### WRITTEN INSTRUCTION
Output every line below exactly.

### DATA FOR THIS TASK
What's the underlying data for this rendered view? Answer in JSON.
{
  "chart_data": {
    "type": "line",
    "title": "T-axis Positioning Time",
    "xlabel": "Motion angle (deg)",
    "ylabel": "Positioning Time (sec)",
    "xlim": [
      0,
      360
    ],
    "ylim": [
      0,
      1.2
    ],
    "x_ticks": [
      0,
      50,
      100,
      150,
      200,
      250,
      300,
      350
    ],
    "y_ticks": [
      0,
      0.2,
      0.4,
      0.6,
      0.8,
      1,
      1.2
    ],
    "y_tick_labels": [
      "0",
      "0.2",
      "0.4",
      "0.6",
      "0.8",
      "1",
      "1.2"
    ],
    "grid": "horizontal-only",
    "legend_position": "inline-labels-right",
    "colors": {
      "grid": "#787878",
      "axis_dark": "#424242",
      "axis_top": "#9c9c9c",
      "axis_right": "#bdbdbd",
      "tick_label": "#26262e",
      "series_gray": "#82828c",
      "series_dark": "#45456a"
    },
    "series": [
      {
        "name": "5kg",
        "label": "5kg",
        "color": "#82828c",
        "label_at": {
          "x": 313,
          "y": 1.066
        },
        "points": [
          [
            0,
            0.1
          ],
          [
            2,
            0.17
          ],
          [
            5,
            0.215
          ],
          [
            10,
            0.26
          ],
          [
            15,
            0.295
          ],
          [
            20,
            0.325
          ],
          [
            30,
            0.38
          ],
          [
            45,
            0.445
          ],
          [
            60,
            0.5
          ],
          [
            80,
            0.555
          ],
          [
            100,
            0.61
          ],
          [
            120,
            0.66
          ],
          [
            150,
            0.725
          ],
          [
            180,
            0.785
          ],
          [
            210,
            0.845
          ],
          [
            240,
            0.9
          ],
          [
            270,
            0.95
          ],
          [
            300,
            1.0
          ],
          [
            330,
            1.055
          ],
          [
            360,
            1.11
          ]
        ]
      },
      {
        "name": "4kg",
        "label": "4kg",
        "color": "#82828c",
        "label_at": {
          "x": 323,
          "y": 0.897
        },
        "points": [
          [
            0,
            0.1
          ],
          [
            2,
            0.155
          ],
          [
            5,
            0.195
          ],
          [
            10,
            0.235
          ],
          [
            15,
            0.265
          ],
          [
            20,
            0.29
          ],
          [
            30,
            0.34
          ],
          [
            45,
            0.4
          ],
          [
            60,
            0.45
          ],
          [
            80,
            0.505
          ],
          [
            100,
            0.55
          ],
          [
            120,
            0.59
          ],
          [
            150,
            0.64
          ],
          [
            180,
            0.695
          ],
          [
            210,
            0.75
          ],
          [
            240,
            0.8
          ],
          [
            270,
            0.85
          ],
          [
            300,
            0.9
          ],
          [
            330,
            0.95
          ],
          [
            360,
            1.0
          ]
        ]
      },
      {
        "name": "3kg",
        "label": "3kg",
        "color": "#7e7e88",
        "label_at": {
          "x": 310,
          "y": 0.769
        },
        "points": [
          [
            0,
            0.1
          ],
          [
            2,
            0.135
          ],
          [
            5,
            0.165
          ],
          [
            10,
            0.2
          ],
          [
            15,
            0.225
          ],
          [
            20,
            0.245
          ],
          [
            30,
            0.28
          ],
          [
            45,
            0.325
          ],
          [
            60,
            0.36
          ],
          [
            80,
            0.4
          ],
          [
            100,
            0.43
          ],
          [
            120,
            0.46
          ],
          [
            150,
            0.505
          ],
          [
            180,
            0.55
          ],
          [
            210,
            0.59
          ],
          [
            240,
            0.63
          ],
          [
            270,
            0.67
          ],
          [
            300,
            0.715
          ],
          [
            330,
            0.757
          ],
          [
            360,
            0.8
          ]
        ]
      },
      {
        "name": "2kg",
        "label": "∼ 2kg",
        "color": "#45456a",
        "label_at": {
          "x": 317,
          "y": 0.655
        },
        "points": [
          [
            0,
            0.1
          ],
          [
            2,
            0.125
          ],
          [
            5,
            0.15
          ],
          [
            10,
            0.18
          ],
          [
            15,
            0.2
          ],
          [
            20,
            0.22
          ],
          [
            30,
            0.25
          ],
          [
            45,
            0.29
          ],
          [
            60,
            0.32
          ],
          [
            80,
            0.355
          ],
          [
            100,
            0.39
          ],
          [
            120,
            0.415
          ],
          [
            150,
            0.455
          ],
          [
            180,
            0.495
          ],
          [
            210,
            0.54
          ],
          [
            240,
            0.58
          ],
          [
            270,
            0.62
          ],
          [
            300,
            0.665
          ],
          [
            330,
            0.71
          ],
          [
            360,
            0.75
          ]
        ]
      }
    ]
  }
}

### WRITTEN ANSWER
What's the underlying data for this rendered view? Answer in JSON.
{
  "chart_data": {
    "type": "line",
    "title": "T-axis Positioning Time",
    "xlabel": "Motion angle (deg)",
    "ylabel": "Positioning Time (sec)",
    "xlim": [
      0,
      360
    ],
    "ylim": [
      0,
      1.2
    ],
    "x_ticks": [
      0,
      50,
      100,
      150,
      200,
      250,
      300,
      350
    ],
    "y_ticks": [
      0,
      0.2,
      0.4,
      0.6,
      0.8,
      1,
      1.2
    ],
    "y_tick_labels": [
      "0",
      "0.2",
      "0.4",
      "0.6",
      "0.8",
      "1",
      "1.2"
    ],
    "grid": "horizontal-only",
    "legend_position": "inline-labels-right",
    "colors": {
      "grid": "#787878",
      "axis_dark": "#424242",
      "axis_top": "#9c9c9c",
      "axis_right": "#bdbdbd",
      "tick_label": "#26262e",
      "series_gray": "#82828c",
      "series_dark": "#45456a"
    },
    "series": [
      {
        "name": "5kg",
        "label": "5kg",
        "color": "#82828c",
        "label_at": {
          "x": 313,
          "y": 1.066
        },
        "points": [
          [
            0,
            0.1
          ],
          [
            2,
            0.17
          ],
          [
            5,
            0.215
          ],
          [
            10,
            0.26
          ],
          [
            15,
            0.295
          ],
          [
            20,
            0.325
          ],
          [
            30,
            0.38
          ],
          [
            45,
            0.445
          ],
          [
            60,
            0.5
          ],
          [
            80,
            0.555
          ],
          [
            100,
            0.61
          ],
          [
            120,
            0.66
          ],
          [
            150,
            0.725
          ],
          [
            180,
            0.785
          ],
          [
            210,
            0.845
          ],
          [
            240,
            0.9
          ],
          [
            270,
            0.95
          ],
          [
            300,
            1.0
          ],
          [
            330,
            1.055
          ],
          [
            360,
            1.11
          ]
        ]
      },
      {
        "name": "4kg",
        "label": "4kg",
        "color": "#82828c",
        "label_at": {
          "x": 323,
          "y": 0.897
        },
        "points": [
          [
            0,
            0.1
          ],
          [
            2,
            0.155
          ],
          [
            5,
            0.195
          ],
          [
            10,
            0.235
          ],
          [
            15,
            0.265
          ],
          [
            20,
            0.29
          ],
          [
            30,
            0.34
          ],
          [
            45,
            0.4
          ],
          [
            60,
            0.45
          ],
          [
            80,
            0.505
          ],
          [
            100,
            0.55
          ],
          [
            120,
            0.59
          ],
          [
            150,
            0.64
          ],
          [
            180,
            0.695
          ],
          [
            210,
            0.75
          ],
          [
            240,
            0.8
          ],
          [
            270,
            0.85
          ],
          [
            300,
            0.9
          ],
          [
            330,
            0.95
          ],
          [
            360,
            1.0
          ]
        ]
      },
      {
        "name": "3kg",
        "label": "3kg",
        "color": "#7e7e88",
        "label_at": {
          "x": 310,
          "y": 0.769
        },
        "points": [
          [
            0,
            0.1
          ],
          [
            2,
            0.135
          ],
          [
            5,
            0.165
          ],
          [
            10,
            0.2
          ],
          [
            15,
            0.225
          ],
          [
            20,
            0.245
          ],
          [
            30,
            0.28
          ],
          [
            45,
            0.325
          ],
          [
            60,
            0.36
          ],
          [
            80,
            0.4
          ],
          [
            100,
            0.43
          ],
          [
            120,
            0.46
          ],
          [
            150,
            0.505
          ],
          [
            180,
            0.55
          ],
          [
            210,
            0.59
          ],
          [
            240,
            0.63
          ],
          [
            270,
            0.67
          ],
          [
            300,
            0.715
          ],
          [
            330,
            0.757
          ],
          [
            360,
            0.8
          ]
        ]
      },
      {
        "name": "2kg",
        "label": "∼ 2kg",
        "color": "#45456a",
        "label_at": {
          "x": 317,
          "y": 0.655
        },
        "points": [
          [
            0,
            0.1
          ],
          [
            2,
            0.125
          ],
          [
            5,
            0.15
          ],
          [
            10,
            0.18
          ],
          [
            15,
            0.2
          ],
          [
            20,
            0.22
          ],
          [
            30,
            0.25
          ],
          [
            45,
            0.29
          ],
          [
            60,
            0.32
          ],
          [
            80,
            0.355
          ],
          [
            100,
            0.39
          ],
          [
            120,
            0.415
          ],
          [
            150,
            0.455
          ],
          [
            180,
            0.495
          ],
          [
            210,
            0.54
          ],
          [
            240,
            0.58
          ],
          [
            270,
            0.62
          ],
          [
            300,
            0.665
          ],
          [
            330,
            0.71
          ],
          [
            360,
            0.75
          ]
        ]
      }
    ]
  }
}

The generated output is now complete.